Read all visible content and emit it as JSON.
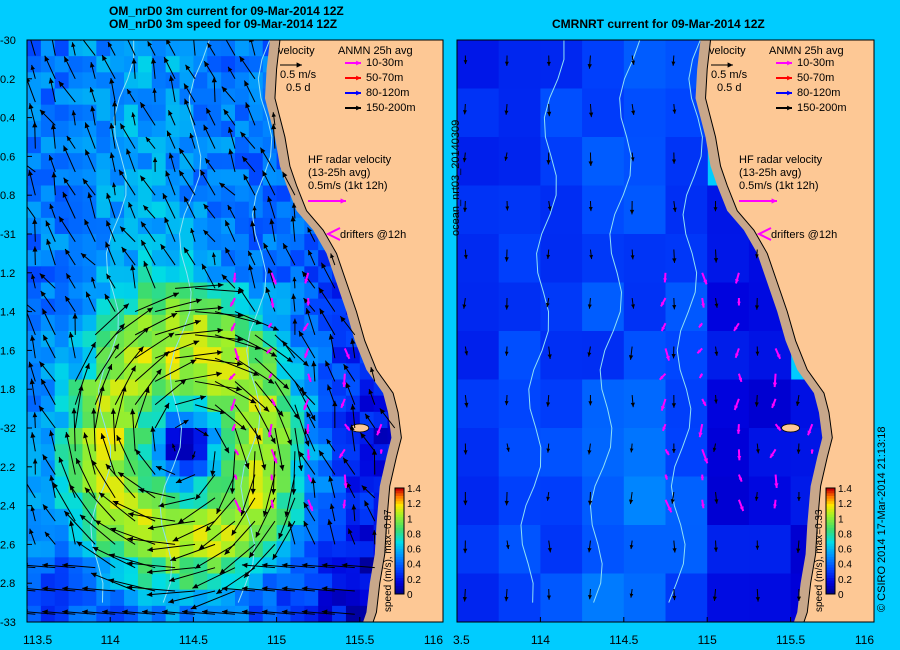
{
  "titles": {
    "left_line1": "OM_nrD0 3m current for 09-Mar-2014 12Z",
    "left_line2": "OM_nrD0 3m speed for 09-Mar-2014 12Z",
    "right_line1": "CMRNRT current for 09-Mar-2014 12Z"
  },
  "side_labels": {
    "right_panel_vertical": "ocean_nrt03_20140309",
    "credit_vertical": "© CSIRO 2014  17-Mar-2014 21:13:18"
  },
  "colors": {
    "page_bg": "#00ccff",
    "land": "#fdc895",
    "shelf_rock": "#c8a78a",
    "contour": "#8fe0f5",
    "arrow": "#000000",
    "hf_radar_arrow": "#ff00ff",
    "anmn_10_30": "#ff00ff",
    "anmn_50_70": "#ff0000",
    "anmn_80_120": "#0000ff",
    "anmn_150_200": "#000000"
  },
  "legend": {
    "velocity_label": "velocity",
    "velocity_scale": "0.5 m/s",
    "velocity_time": "0.5 d",
    "anmn_title": "ANMN 25h avg",
    "anmn_entries": [
      {
        "label": "10-30m",
        "color": "#ff00ff"
      },
      {
        "label": "50-70m",
        "color": "#ff0000"
      },
      {
        "label": "80-120m",
        "color": "#0000ff"
      },
      {
        "label": "150-200m",
        "color": "#000000"
      }
    ],
    "hf_title": "HF radar velocity",
    "hf_avg": "(13-25h avg)",
    "hf_scale": "0.5m/s (1kt 12h)",
    "drifters_label": "drifters @12h"
  },
  "chart_data": [
    {
      "type": "heatmap",
      "title": "OM_nrD0 3m current for 09-Mar-2014 12Z",
      "subtitle": "OM_nrD0 3m speed for 09-Mar-2014 12Z",
      "xlim": [
        113.5,
        116
      ],
      "ylim": [
        -33,
        -30
      ],
      "x_ticks": [
        "113.5",
        "114",
        "114.5",
        "115",
        "115.5",
        "116"
      ],
      "y_ticks": [
        "-30",
        "-30.2",
        "-30.4",
        "-30.6",
        "-30.8",
        "-31",
        "-31.2",
        "-31.4",
        "-31.6",
        "-31.8",
        "-32",
        "-32.2",
        "-32.4",
        "-32.6",
        "-32.8",
        "-33"
      ],
      "y_tick_labels": [
        "-30",
        "0.2",
        "0.4",
        "0.6",
        "0.8",
        "-31",
        "1.2",
        "1.4",
        "1.6",
        "1.8",
        "-32",
        "2.2",
        "2.4",
        "2.6",
        "2.8",
        "-33"
      ],
      "colorbar": {
        "label": "speed (m/s), max=0.87",
        "range": [
          0,
          1.4
        ],
        "ticks": [
          "0",
          "0.2",
          "0.4",
          "0.6",
          "0.8",
          "1",
          "1.2",
          "1.4"
        ]
      },
      "eddy_center": [
        114.55,
        -32.2
      ],
      "max_speed": 0.87
    },
    {
      "type": "heatmap",
      "title": "CMRNRT current for 09-Mar-2014 12Z",
      "xlim": [
        113.5,
        116
      ],
      "ylim": [
        -33,
        -30
      ],
      "x_ticks": [
        "3.5",
        "114",
        "114.5",
        "115",
        "115.5",
        "116"
      ],
      "colorbar": {
        "label": "speed (m/s), max=0.33",
        "range": [
          0,
          1.4
        ],
        "ticks": [
          "0",
          "0.2",
          "0.4",
          "0.6",
          "0.8",
          "1",
          "1.2",
          "1.4"
        ]
      },
      "max_speed": 0.33
    }
  ]
}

◆ **WHAT THE TASK ASKS**
Leave out the pictures and give the listing above again exactly.

◆ **ANSWER TO THE TASK**
Read all visible content and emit it as JSON.
{
  "titles": {
    "left_line1": "OM_nrD0 3m current for 09-Mar-2014 12Z",
    "left_line2": "OM_nrD0 3m speed for 09-Mar-2014 12Z",
    "right_line1": "CMRNRT current for 09-Mar-2014 12Z"
  },
  "side_labels": {
    "right_panel_vertical": "ocean_nrt03_20140309",
    "credit_vertical": "© CSIRO 2014  17-Mar-2014 21:13:18"
  },
  "colors": {
    "page_bg": "#00ccff",
    "land": "#fdc895",
    "shelf_rock": "#c8a78a",
    "contour": "#8fe0f5",
    "arrow": "#000000",
    "hf_radar_arrow": "#ff00ff",
    "anmn_10_30": "#ff00ff",
    "anmn_50_70": "#ff0000",
    "anmn_80_120": "#0000ff",
    "anmn_150_200": "#000000"
  },
  "legend": {
    "velocity_label": "velocity",
    "velocity_scale": "0.5 m/s",
    "velocity_time": "0.5 d",
    "anmn_title": "ANMN 25h avg",
    "anmn_entries": [
      {
        "label": "10-30m",
        "color": "#ff00ff"
      },
      {
        "label": "50-70m",
        "color": "#ff0000"
      },
      {
        "label": "80-120m",
        "color": "#0000ff"
      },
      {
        "label": "150-200m",
        "color": "#000000"
      }
    ],
    "hf_title": "HF radar velocity",
    "hf_avg": "(13-25h avg)",
    "hf_scale": "0.5m/s (1kt 12h)",
    "drifters_label": "drifters @12h"
  },
  "chart_data": [
    {
      "type": "heatmap",
      "title": "OM_nrD0 3m current for 09-Mar-2014 12Z",
      "subtitle": "OM_nrD0 3m speed for 09-Mar-2014 12Z",
      "xlim": [
        113.5,
        116
      ],
      "ylim": [
        -33,
        -30
      ],
      "x_ticks": [
        "113.5",
        "114",
        "114.5",
        "115",
        "115.5",
        "116"
      ],
      "y_ticks": [
        "-30",
        "-30.2",
        "-30.4",
        "-30.6",
        "-30.8",
        "-31",
        "-31.2",
        "-31.4",
        "-31.6",
        "-31.8",
        "-32",
        "-32.2",
        "-32.4",
        "-32.6",
        "-32.8",
        "-33"
      ],
      "y_tick_labels": [
        "-30",
        "0.2",
        "0.4",
        "0.6",
        "0.8",
        "-31",
        "1.2",
        "1.4",
        "1.6",
        "1.8",
        "-32",
        "2.2",
        "2.4",
        "2.6",
        "2.8",
        "-33"
      ],
      "colorbar": {
        "label": "speed (m/s), max=0.87",
        "range": [
          0,
          1.4
        ],
        "ticks": [
          "0",
          "0.2",
          "0.4",
          "0.6",
          "0.8",
          "1",
          "1.2",
          "1.4"
        ]
      },
      "eddy_center": [
        114.55,
        -32.2
      ],
      "max_speed": 0.87
    },
    {
      "type": "heatmap",
      "title": "CMRNRT current for 09-Mar-2014 12Z",
      "xlim": [
        113.5,
        116
      ],
      "ylim": [
        -33,
        -30
      ],
      "x_ticks": [
        "3.5",
        "114",
        "114.5",
        "115",
        "115.5",
        "116"
      ],
      "colorbar": {
        "label": "speed (m/s), max=0.33",
        "range": [
          0,
          1.4
        ],
        "ticks": [
          "0",
          "0.2",
          "0.4",
          "0.6",
          "0.8",
          "1",
          "1.2",
          "1.4"
        ]
      },
      "max_speed": 0.33
    }
  ]
}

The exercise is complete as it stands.